■ **SHORT TASK**
Transcribe all the records with complete accuracy.

■ **ITEMS**

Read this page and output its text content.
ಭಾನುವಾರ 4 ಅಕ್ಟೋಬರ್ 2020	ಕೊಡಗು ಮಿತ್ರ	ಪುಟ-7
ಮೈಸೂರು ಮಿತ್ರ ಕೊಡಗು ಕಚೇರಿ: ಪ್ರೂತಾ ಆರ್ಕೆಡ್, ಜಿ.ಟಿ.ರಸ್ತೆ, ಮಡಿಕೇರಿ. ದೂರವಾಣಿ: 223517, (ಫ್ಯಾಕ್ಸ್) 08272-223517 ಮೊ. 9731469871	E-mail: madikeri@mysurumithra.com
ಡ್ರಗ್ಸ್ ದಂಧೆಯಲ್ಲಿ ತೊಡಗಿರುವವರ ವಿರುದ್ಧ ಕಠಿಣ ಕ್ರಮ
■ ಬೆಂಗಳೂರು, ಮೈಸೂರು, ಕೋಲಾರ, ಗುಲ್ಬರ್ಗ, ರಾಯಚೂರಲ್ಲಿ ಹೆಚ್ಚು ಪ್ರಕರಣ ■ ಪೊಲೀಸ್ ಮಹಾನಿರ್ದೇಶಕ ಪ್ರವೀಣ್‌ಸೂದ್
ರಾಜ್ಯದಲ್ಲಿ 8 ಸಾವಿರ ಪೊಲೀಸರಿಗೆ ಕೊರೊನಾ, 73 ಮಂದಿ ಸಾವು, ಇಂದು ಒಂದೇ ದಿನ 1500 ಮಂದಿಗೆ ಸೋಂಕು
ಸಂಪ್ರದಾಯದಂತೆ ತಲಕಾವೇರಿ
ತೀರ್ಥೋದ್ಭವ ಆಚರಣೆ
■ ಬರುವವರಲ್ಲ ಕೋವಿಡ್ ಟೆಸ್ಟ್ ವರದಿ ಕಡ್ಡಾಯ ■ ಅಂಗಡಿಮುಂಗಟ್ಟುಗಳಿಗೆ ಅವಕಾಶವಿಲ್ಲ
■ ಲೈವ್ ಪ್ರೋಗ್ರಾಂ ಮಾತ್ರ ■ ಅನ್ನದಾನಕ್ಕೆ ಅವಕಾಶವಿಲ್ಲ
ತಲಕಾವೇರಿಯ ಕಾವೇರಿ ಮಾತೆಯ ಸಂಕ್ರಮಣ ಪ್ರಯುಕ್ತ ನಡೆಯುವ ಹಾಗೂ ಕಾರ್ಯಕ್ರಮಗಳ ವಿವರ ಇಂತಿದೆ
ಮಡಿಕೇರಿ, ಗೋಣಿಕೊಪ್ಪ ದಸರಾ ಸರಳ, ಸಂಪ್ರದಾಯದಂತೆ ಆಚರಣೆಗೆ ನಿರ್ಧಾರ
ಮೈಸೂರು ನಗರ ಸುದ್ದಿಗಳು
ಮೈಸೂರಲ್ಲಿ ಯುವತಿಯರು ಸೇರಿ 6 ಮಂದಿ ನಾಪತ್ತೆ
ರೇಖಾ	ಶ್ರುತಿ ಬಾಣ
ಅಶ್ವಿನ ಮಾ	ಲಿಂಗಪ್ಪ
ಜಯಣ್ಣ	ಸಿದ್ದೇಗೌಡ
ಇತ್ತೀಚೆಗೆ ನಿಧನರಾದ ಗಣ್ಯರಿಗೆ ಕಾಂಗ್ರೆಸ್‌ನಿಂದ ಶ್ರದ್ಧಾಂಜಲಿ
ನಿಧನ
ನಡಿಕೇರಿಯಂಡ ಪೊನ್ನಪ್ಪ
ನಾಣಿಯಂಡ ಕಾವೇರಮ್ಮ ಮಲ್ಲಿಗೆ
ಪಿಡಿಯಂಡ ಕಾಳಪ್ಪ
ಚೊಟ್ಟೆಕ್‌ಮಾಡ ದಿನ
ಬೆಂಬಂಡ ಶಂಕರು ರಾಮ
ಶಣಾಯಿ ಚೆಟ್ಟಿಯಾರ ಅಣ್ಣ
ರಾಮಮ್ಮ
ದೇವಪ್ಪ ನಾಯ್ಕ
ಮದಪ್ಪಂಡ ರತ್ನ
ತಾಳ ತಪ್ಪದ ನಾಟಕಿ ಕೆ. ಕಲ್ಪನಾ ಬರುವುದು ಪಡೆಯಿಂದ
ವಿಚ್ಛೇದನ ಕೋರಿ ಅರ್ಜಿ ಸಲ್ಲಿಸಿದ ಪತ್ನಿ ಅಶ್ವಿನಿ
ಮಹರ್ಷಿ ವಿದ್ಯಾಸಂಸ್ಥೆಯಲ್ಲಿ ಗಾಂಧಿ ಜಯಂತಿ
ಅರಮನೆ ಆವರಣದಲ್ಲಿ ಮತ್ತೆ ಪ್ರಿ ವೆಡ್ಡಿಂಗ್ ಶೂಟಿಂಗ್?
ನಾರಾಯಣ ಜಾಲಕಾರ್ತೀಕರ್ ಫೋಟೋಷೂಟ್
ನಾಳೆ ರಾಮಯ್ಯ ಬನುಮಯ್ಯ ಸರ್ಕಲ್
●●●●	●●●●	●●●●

■ **WRITTEN SOLUTION**
Read this page and output its text content.
ಭಾನುವಾರ 4 ಅಕ್ಟೋಬರ್ 2020	ಕೊಡಗು ಮಿತ್ರ	ಪುಟ-7
ಮೈಸೂರು ಮಿತ್ರ ಕೊಡಗು ಕಚೇರಿ: ಪ್ರೂತಾ ಆರ್ಕೆಡ್, ಜಿ.ಟಿ.ರಸ್ತೆ, ಮಡಿಕೇರಿ. ದೂರವಾಣಿ: 223517, (ಫ್ಯಾಕ್ಸ್) 08272-223517 ಮೊ. 9731469871	E-mail: madikeri@mysurumithra.com
ಡ್ರಗ್ಸ್ ದಂಧೆಯಲ್ಲಿ ತೊಡಗಿರುವವರ ವಿರುದ್ಧ ಕಠಿಣ ಕ್ರಮ
■ ಬೆಂಗಳೂರು, ಮೈಸೂರು, ಕೋಲಾರ, ಗುಲ್ಬರ್ಗ, ರಾಯಚೂರಲ್ಲಿ ಹೆಚ್ಚು ಪ್ರಕರಣ ■ ಪೊಲೀಸ್ ಮಹಾನಿರ್ದೇಶಕ ಪ್ರವೀಣ್‌ಸೂದ್
ರಾಜ್ಯದಲ್ಲಿ 8 ಸಾವಿರ ಪೊಲೀಸರಿಗೆ ಕೊರೊನಾ, 73 ಮಂದಿ ಸಾವು, ಇಂದು ಒಂದೇ ದಿನ 1500 ಮಂದಿಗೆ ಸೋಂಕು
ಸಂಪ್ರದಾಯದಂತೆ ತಲಕಾವೇರಿ
ತೀರ್ಥೋದ್ಭವ ಆಚರಣೆ
■ ಬರುವವರಲ್ಲ ಕೋವಿಡ್ ಟೆಸ್ಟ್ ವರದಿ ಕಡ್ಡಾಯ ■ ಅಂಗಡಿಮುಂಗಟ್ಟುಗಳಿಗೆ ಅವಕಾಶವಿಲ್ಲ
■ ಲೈವ್ ಪ್ರೋಗ್ರಾಂ ಮಾತ್ರ ■ ಅನ್ನದಾನಕ್ಕೆ ಅವಕಾಶವಿಲ್ಲ
ತಲಕಾವೇರಿಯ ಕಾವೇರಿ ಮಾತೆಯ ಸಂಕ್ರಮಣ ಪ್ರಯುಕ್ತ ನಡೆಯುವ ಹಾಗೂ ಕಾರ್ಯಕ್ರಮಗಳ ವಿವರ ಇಂತಿದೆ
ಮಡಿಕೇರಿ, ಗೋಣಿಕೊಪ್ಪ ದಸರಾ ಸರಳ, ಸಂಪ್ರದಾಯದಂತೆ ಆಚರಣೆಗೆ ನಿರ್ಧಾರ
ಮೈಸೂರು ನಗರ ಸುದ್ದಿಗಳು
ಮೈಸೂರಲ್ಲಿ ಯುವತಿಯರು ಸೇರಿ 6 ಮಂದಿ ನಾಪತ್ತೆ
ರೇಖಾ	ಶ್ರುತಿ ಬಾಣ
ಅಶ್ವಿನ ಮಾ	ಲಿಂಗಪ್ಪ
ಜಯಣ್ಣ	ಸಿದ್ದೇಗೌಡ
ಇತ್ತೀಚೆಗೆ ನಿಧನರಾದ ಗಣ್ಯರಿಗೆ ಕಾಂಗ್ರೆಸ್‌ನಿಂದ ಶ್ರದ್ಧಾಂಜಲಿ
ನಿಧನ
ನಡಿಕೇರಿಯಂಡ ಪೊನ್ನಪ್ಪ
ನಾಣಿಯಂಡ ಕಾವೇರಮ್ಮ ಮಲ್ಲಿಗೆ
ಪಿಡಿಯಂಡ ಕಾಳಪ್ಪ
ಚೊಟ್ಟೆಕ್‌ಮಾಡ ದಿನ
ಬೆಂಬಂಡ ಶಂಕರು ರಾಮ
ಶಣಾಯಿ ಚೆಟ್ಟಿಯಾರ ಅಣ್ಣ
ರಾಮಮ್ಮ
ದೇವಪ್ಪ ನಾಯ್ಕ
ಮದಪ್ಪಂಡ ರತ್ನ
ತಾಳ ತಪ್ಪದ ನಾಟಕಿ ಕೆ. ಕಲ್ಪನಾ ಬರುವುದು ಪಡೆಯಿಂದ
ವಿಚ್ಛೇದನ ಕೋರಿ ಅರ್ಜಿ ಸಲ್ಲಿಸಿದ ಪತ್ನಿ ಅಶ್ವಿನಿ
ಮಹರ್ಷಿ ವಿದ್ಯಾಸಂಸ್ಥೆಯಲ್ಲಿ ಗಾಂಧಿ ಜಯಂತಿ
ಅರಮನೆ ಆವರಣದಲ್ಲಿ ಮತ್ತೆ ಪ್ರಿ ವೆಡ್ಡಿಂಗ್ ಶೂಟಿಂಗ್?
ನಾರಾಯಣ ಜಾಲಕಾರ್ತೀಕರ್ ಫೋಟೋಷೂಟ್
ನಾಳೆ ರಾಮಯ್ಯ ಬನುಮಯ್ಯ ಸರ್ಕಲ್
●●●●	●●●●	●●●●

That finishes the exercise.